----- The records

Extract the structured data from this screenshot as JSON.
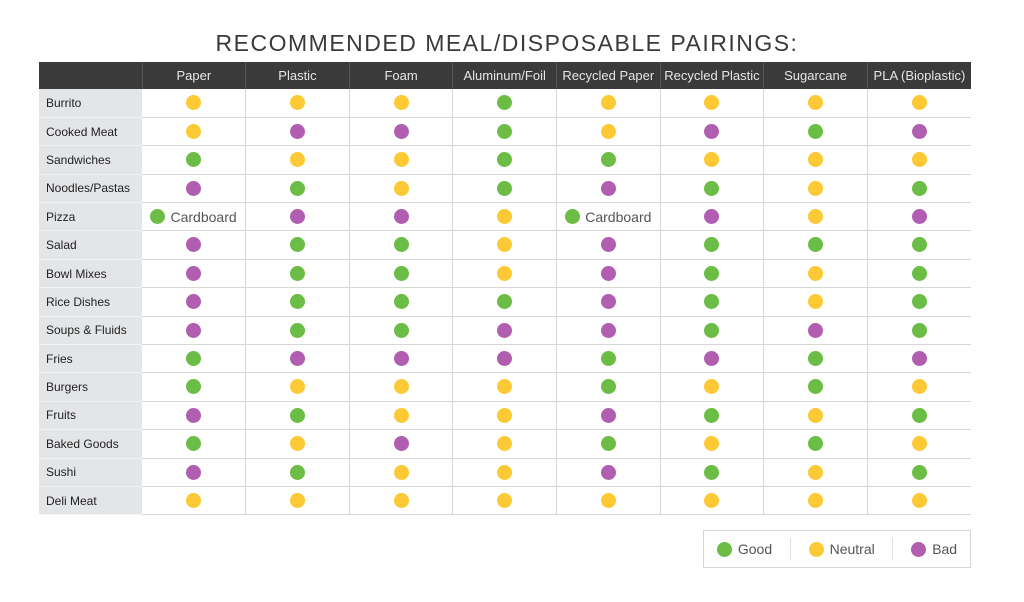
{
  "title": "RECOMMENDED MEAL/DISPOSABLE PAIRINGS:",
  "colors": {
    "good": "#6cbd45",
    "neutral": "#fdc935",
    "bad": "#b15eb0"
  },
  "legend": [
    {
      "key": "good",
      "label": "Good"
    },
    {
      "key": "neutral",
      "label": "Neutral"
    },
    {
      "key": "bad",
      "label": "Bad"
    }
  ],
  "chart_data": {
    "type": "table",
    "columns": [
      "Paper",
      "Plastic",
      "Foam",
      "Aluminum/Foil",
      "Recycled Paper",
      "Recycled Plastic",
      "Sugarcane",
      "PLA (Bioplastic)"
    ],
    "rows": [
      {
        "meal": "Burrito",
        "ratings": [
          "neutral",
          "neutral",
          "neutral",
          "good",
          "neutral",
          "neutral",
          "neutral",
          "neutral"
        ]
      },
      {
        "meal": "Cooked Meat",
        "ratings": [
          "neutral",
          "bad",
          "bad",
          "good",
          "neutral",
          "bad",
          "good",
          "bad"
        ]
      },
      {
        "meal": "Sandwiches",
        "ratings": [
          "good",
          "neutral",
          "neutral",
          "good",
          "good",
          "neutral",
          "neutral",
          "neutral"
        ]
      },
      {
        "meal": "Noodles/Pastas",
        "ratings": [
          "bad",
          "good",
          "neutral",
          "good",
          "bad",
          "good",
          "neutral",
          "good"
        ]
      },
      {
        "meal": "Pizza",
        "ratings": [
          "good",
          "bad",
          "bad",
          "neutral",
          "good",
          "bad",
          "neutral",
          "bad"
        ],
        "notes": [
          "Cardboard",
          "",
          "",
          "",
          "Cardboard",
          "",
          "",
          ""
        ]
      },
      {
        "meal": "Salad",
        "ratings": [
          "bad",
          "good",
          "good",
          "neutral",
          "bad",
          "good",
          "good",
          "good"
        ]
      },
      {
        "meal": "Bowl Mixes",
        "ratings": [
          "bad",
          "good",
          "good",
          "neutral",
          "bad",
          "good",
          "neutral",
          "good"
        ]
      },
      {
        "meal": "Rice Dishes",
        "ratings": [
          "bad",
          "good",
          "good",
          "good",
          "bad",
          "good",
          "neutral",
          "good"
        ]
      },
      {
        "meal": "Soups & Fluids",
        "ratings": [
          "bad",
          "good",
          "good",
          "bad",
          "bad",
          "good",
          "bad",
          "good"
        ]
      },
      {
        "meal": "Fries",
        "ratings": [
          "good",
          "bad",
          "bad",
          "bad",
          "good",
          "bad",
          "good",
          "bad"
        ]
      },
      {
        "meal": "Burgers",
        "ratings": [
          "good",
          "neutral",
          "neutral",
          "neutral",
          "good",
          "neutral",
          "good",
          "neutral"
        ]
      },
      {
        "meal": "Fruits",
        "ratings": [
          "bad",
          "good",
          "neutral",
          "neutral",
          "bad",
          "good",
          "neutral",
          "good"
        ]
      },
      {
        "meal": "Baked Goods",
        "ratings": [
          "good",
          "neutral",
          "bad",
          "neutral",
          "good",
          "neutral",
          "good",
          "neutral"
        ]
      },
      {
        "meal": "Sushi",
        "ratings": [
          "bad",
          "good",
          "neutral",
          "neutral",
          "bad",
          "good",
          "neutral",
          "good"
        ]
      },
      {
        "meal": "Deli Meat",
        "ratings": [
          "neutral",
          "neutral",
          "neutral",
          "neutral",
          "neutral",
          "neutral",
          "neutral",
          "neutral"
        ]
      }
    ]
  }
}
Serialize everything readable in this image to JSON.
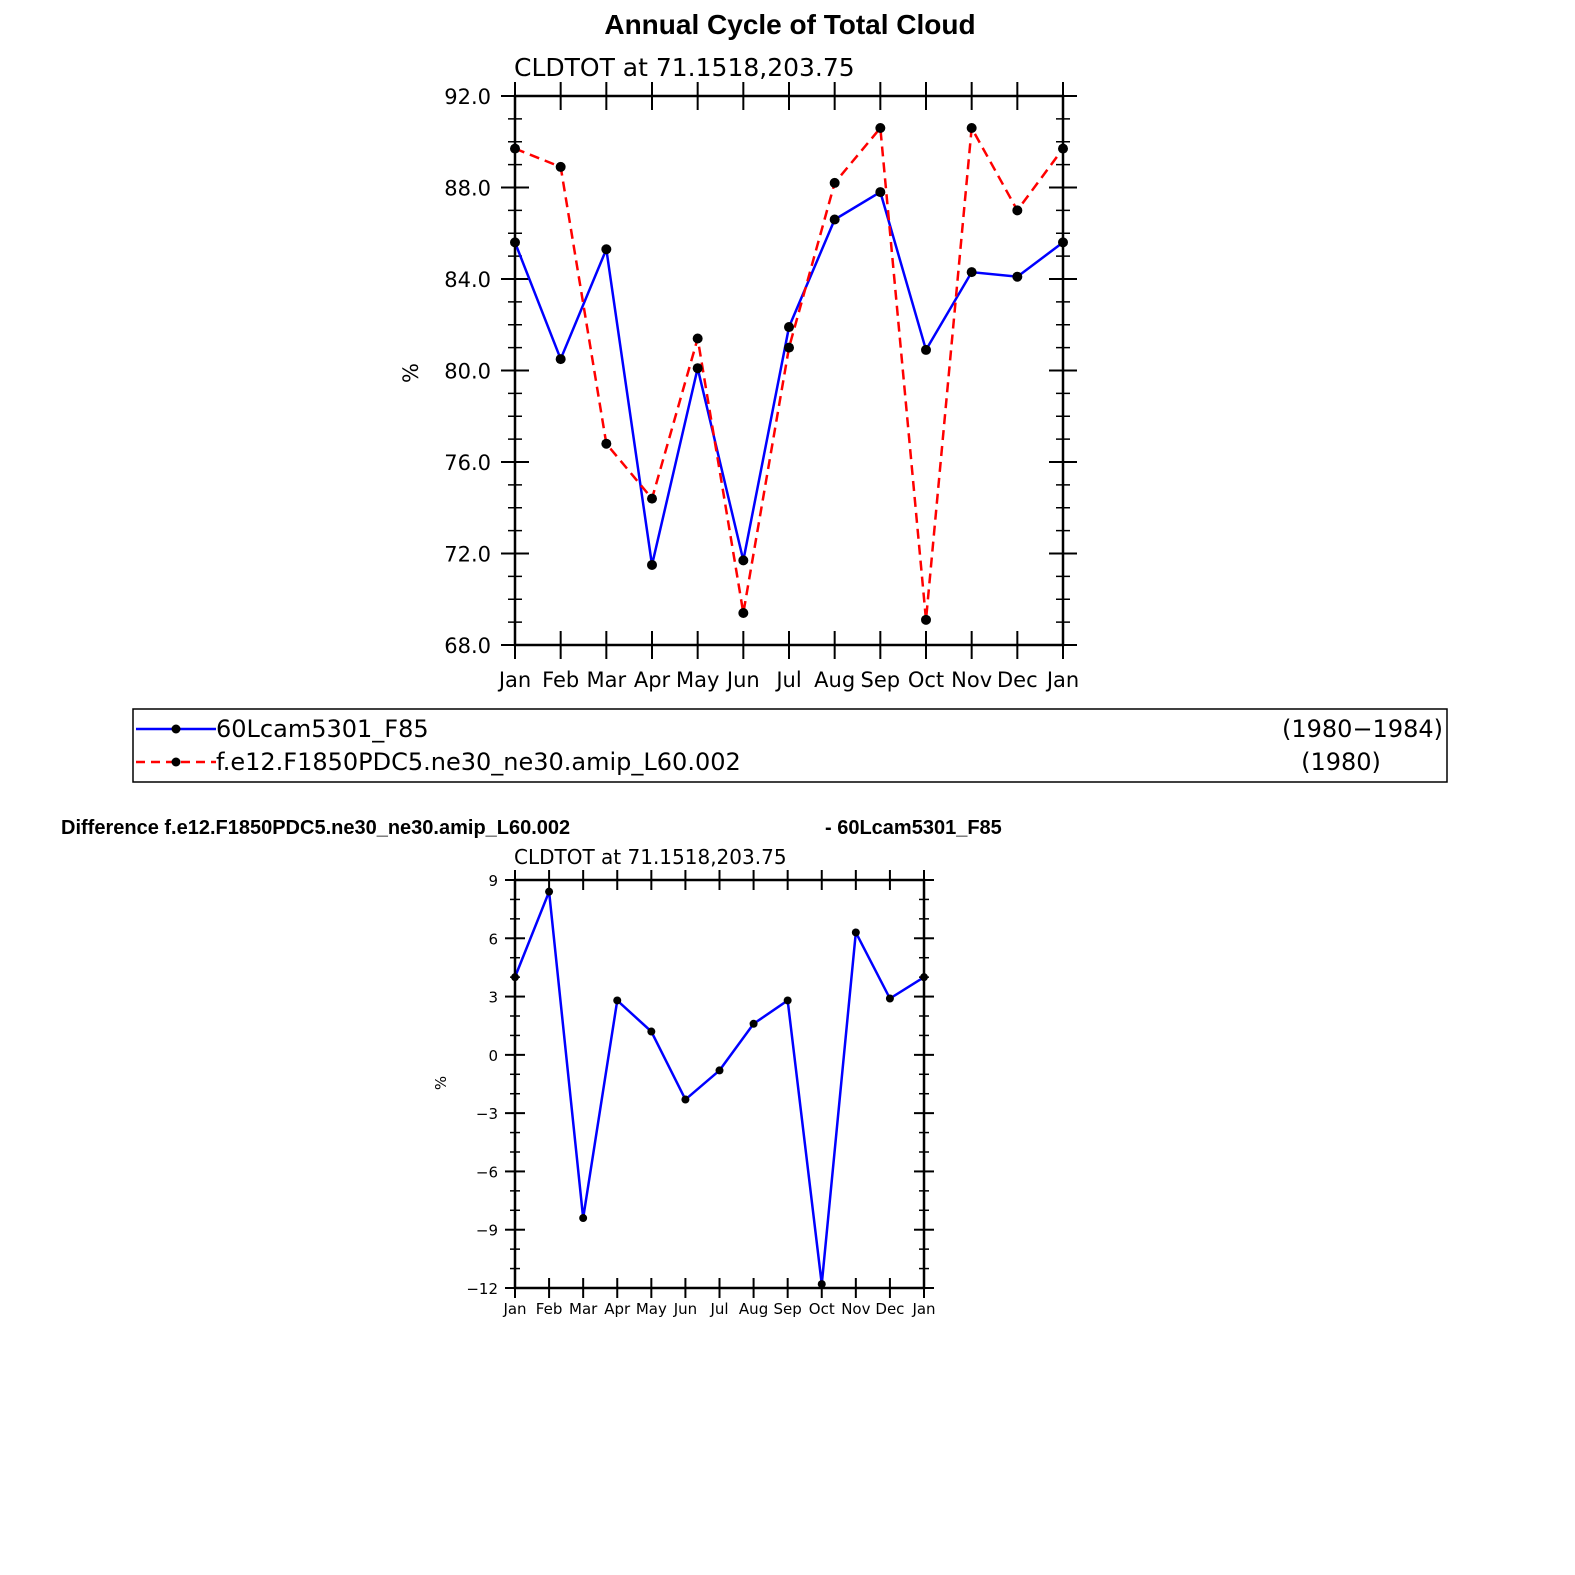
{
  "title": "Annual Cycle of Total Cloud",
  "chart_data": [
    {
      "type": "line",
      "subtitle": "CLDTOT  at  71.1518,203.75",
      "ylabel": "%",
      "ylim": [
        68,
        92
      ],
      "yticks": [
        "68.0",
        "72.0",
        "76.0",
        "80.0",
        "84.0",
        "88.0",
        "92.0"
      ],
      "categories": [
        "Jan",
        "Feb",
        "Mar",
        "Apr",
        "May",
        "Jun",
        "Jul",
        "Aug",
        "Sep",
        "Oct",
        "Nov",
        "Dec",
        "Jan"
      ],
      "series": [
        {
          "name": "60Lcam5301_F85",
          "period": "(1980−1984)",
          "color": "#0000ff",
          "dash": "solid",
          "values": [
            85.6,
            80.5,
            85.3,
            71.5,
            80.1,
            71.7,
            81.9,
            86.6,
            87.8,
            80.9,
            84.3,
            84.1,
            85.6
          ]
        },
        {
          "name": "f.e12.F1850PDC5.ne30_ne30.amip_L60.002",
          "period": "(1980)",
          "color": "#ff0000",
          "dash": "dashed",
          "values": [
            89.7,
            88.9,
            76.8,
            74.4,
            81.4,
            69.4,
            81.0,
            88.2,
            90.6,
            69.1,
            90.6,
            87.0,
            89.7
          ]
        }
      ]
    },
    {
      "type": "line",
      "title_left": "Difference f.e12.F1850PDC5.ne30_ne30.amip_L60.002",
      "title_right": "- 60Lcam5301_F85",
      "subtitle": "CLDTOT  at  71.1518,203.75",
      "ylabel": "%",
      "ylim": [
        -12,
        9
      ],
      "yticks": [
        "−12",
        "−9",
        "−6",
        "−3",
        "0",
        "3",
        "6",
        "9"
      ],
      "categories": [
        "Jan",
        "Feb",
        "Mar",
        "Apr",
        "May",
        "Jun",
        "Jul",
        "Aug",
        "Sep",
        "Oct",
        "Nov",
        "Dec",
        "Jan"
      ],
      "series": [
        {
          "color": "#0000ff",
          "values": [
            4.0,
            8.4,
            -8.4,
            2.8,
            1.2,
            -2.3,
            -0.8,
            1.6,
            2.8,
            -11.8,
            6.3,
            2.9,
            4.0
          ]
        }
      ]
    }
  ]
}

----------

What needs to be done: Do not copy the pictures, but repeat every line exactly.

Written answer:
Extract the structured data from this screenshot as JSON.
{
  "title": "RECOMMENDED MEAL/DISPOSABLE PAIRINGS:",
  "colors": {
    "good": "#6cbd45",
    "neutral": "#fdc935",
    "bad": "#b15eb0"
  },
  "legend": [
    {
      "key": "good",
      "label": "Good"
    },
    {
      "key": "neutral",
      "label": "Neutral"
    },
    {
      "key": "bad",
      "label": "Bad"
    }
  ],
  "chart_data": {
    "type": "table",
    "columns": [
      "Paper",
      "Plastic",
      "Foam",
      "Aluminum/Foil",
      "Recycled Paper",
      "Recycled Plastic",
      "Sugarcane",
      "PLA (Bioplastic)"
    ],
    "rows": [
      {
        "meal": "Burrito",
        "ratings": [
          "neutral",
          "neutral",
          "neutral",
          "good",
          "neutral",
          "neutral",
          "neutral",
          "neutral"
        ]
      },
      {
        "meal": "Cooked Meat",
        "ratings": [
          "neutral",
          "bad",
          "bad",
          "good",
          "neutral",
          "bad",
          "good",
          "bad"
        ]
      },
      {
        "meal": "Sandwiches",
        "ratings": [
          "good",
          "neutral",
          "neutral",
          "good",
          "good",
          "neutral",
          "neutral",
          "neutral"
        ]
      },
      {
        "meal": "Noodles/Pastas",
        "ratings": [
          "bad",
          "good",
          "neutral",
          "good",
          "bad",
          "good",
          "neutral",
          "good"
        ]
      },
      {
        "meal": "Pizza",
        "ratings": [
          "good",
          "bad",
          "bad",
          "neutral",
          "good",
          "bad",
          "neutral",
          "bad"
        ],
        "notes": [
          "Cardboard",
          "",
          "",
          "",
          "Cardboard",
          "",
          "",
          ""
        ]
      },
      {
        "meal": "Salad",
        "ratings": [
          "bad",
          "good",
          "good",
          "neutral",
          "bad",
          "good",
          "good",
          "good"
        ]
      },
      {
        "meal": "Bowl Mixes",
        "ratings": [
          "bad",
          "good",
          "good",
          "neutral",
          "bad",
          "good",
          "neutral",
          "good"
        ]
      },
      {
        "meal": "Rice Dishes",
        "ratings": [
          "bad",
          "good",
          "good",
          "good",
          "bad",
          "good",
          "neutral",
          "good"
        ]
      },
      {
        "meal": "Soups & Fluids",
        "ratings": [
          "bad",
          "good",
          "good",
          "bad",
          "bad",
          "good",
          "bad",
          "good"
        ]
      },
      {
        "meal": "Fries",
        "ratings": [
          "good",
          "bad",
          "bad",
          "bad",
          "good",
          "bad",
          "good",
          "bad"
        ]
      },
      {
        "meal": "Burgers",
        "ratings": [
          "good",
          "neutral",
          "neutral",
          "neutral",
          "good",
          "neutral",
          "good",
          "neutral"
        ]
      },
      {
        "meal": "Fruits",
        "ratings": [
          "bad",
          "good",
          "neutral",
          "neutral",
          "bad",
          "good",
          "neutral",
          "good"
        ]
      },
      {
        "meal": "Baked Goods",
        "ratings": [
          "good",
          "neutral",
          "bad",
          "neutral",
          "good",
          "neutral",
          "good",
          "neutral"
        ]
      },
      {
        "meal": "Sushi",
        "ratings": [
          "bad",
          "good",
          "neutral",
          "neutral",
          "bad",
          "good",
          "neutral",
          "good"
        ]
      },
      {
        "meal": "Deli Meat",
        "ratings": [
          "neutral",
          "neutral",
          "neutral",
          "neutral",
          "neutral",
          "neutral",
          "neutral",
          "neutral"
        ]
      }
    ]
  }
}
Serialize everything readable in this image to JSON.
{
  "title": "Annual Cycle of Total Cloud",
  "chart_data": [
    {
      "type": "line",
      "subtitle": "CLDTOT  at  71.1518,203.75",
      "ylabel": "%",
      "ylim": [
        68,
        92
      ],
      "yticks": [
        "68.0",
        "72.0",
        "76.0",
        "80.0",
        "84.0",
        "88.0",
        "92.0"
      ],
      "categories": [
        "Jan",
        "Feb",
        "Mar",
        "Apr",
        "May",
        "Jun",
        "Jul",
        "Aug",
        "Sep",
        "Oct",
        "Nov",
        "Dec",
        "Jan"
      ],
      "series": [
        {
          "name": "60Lcam5301_F85",
          "period": "(1980−1984)",
          "color": "#0000ff",
          "dash": "solid",
          "values": [
            85.6,
            80.5,
            85.3,
            71.5,
            80.1,
            71.7,
            81.9,
            86.6,
            87.8,
            80.9,
            84.3,
            84.1,
            85.6
          ]
        },
        {
          "name": "f.e12.F1850PDC5.ne30_ne30.amip_L60.002",
          "period": "(1980)",
          "color": "#ff0000",
          "dash": "dashed",
          "values": [
            89.7,
            88.9,
            76.8,
            74.4,
            81.4,
            69.4,
            81.0,
            88.2,
            90.6,
            69.1,
            90.6,
            87.0,
            89.7
          ]
        }
      ]
    },
    {
      "type": "line",
      "title_left": "Difference f.e12.F1850PDC5.ne30_ne30.amip_L60.002",
      "title_right": "- 60Lcam5301_F85",
      "subtitle": "CLDTOT  at  71.1518,203.75",
      "ylabel": "%",
      "ylim": [
        -12,
        9
      ],
      "yticks": [
        "−12",
        "−9",
        "−6",
        "−3",
        "0",
        "3",
        "6",
        "9"
      ],
      "categories": [
        "Jan",
        "Feb",
        "Mar",
        "Apr",
        "May",
        "Jun",
        "Jul",
        "Aug",
        "Sep",
        "Oct",
        "Nov",
        "Dec",
        "Jan"
      ],
      "series": [
        {
          "color": "#0000ff",
          "values": [
            4.0,
            8.4,
            -8.4,
            2.8,
            1.2,
            -2.3,
            -0.8,
            1.6,
            2.8,
            -11.8,
            6.3,
            2.9,
            4.0
          ]
        }
      ]
    }
  ]
}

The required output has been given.